_PROBLEM_: Copy every line with the string "降至正常" in it.

[Extracted data entries]
▬▬▬▬▬▬▬▬▬▬

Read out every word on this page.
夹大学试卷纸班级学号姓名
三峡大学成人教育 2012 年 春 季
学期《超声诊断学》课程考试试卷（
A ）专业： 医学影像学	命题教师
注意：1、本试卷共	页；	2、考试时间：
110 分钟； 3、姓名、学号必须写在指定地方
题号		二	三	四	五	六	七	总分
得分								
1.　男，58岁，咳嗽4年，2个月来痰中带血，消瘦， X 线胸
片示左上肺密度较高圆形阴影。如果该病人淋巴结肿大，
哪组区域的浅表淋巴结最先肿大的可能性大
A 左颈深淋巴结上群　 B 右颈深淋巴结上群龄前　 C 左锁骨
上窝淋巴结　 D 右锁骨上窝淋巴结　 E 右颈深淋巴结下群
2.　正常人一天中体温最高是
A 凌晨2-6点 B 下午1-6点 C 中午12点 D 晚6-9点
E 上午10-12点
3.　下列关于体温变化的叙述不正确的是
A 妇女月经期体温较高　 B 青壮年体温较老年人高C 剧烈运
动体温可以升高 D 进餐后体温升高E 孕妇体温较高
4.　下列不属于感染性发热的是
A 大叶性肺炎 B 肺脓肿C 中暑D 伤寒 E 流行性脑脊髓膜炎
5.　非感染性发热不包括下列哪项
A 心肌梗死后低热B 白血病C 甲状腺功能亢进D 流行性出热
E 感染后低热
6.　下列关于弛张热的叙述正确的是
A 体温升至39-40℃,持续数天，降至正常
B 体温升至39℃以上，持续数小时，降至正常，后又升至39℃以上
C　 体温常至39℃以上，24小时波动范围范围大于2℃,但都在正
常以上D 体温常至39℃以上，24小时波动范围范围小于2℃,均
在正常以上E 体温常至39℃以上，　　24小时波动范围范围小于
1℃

▬▬▬▬▬▬▬▬▬▬

_TASK RESULT_:
A 体温升至39-40℃,持续数天，降至正常
B 体温升至39℃以上，持续数小时，降至正常，后又升至39℃以上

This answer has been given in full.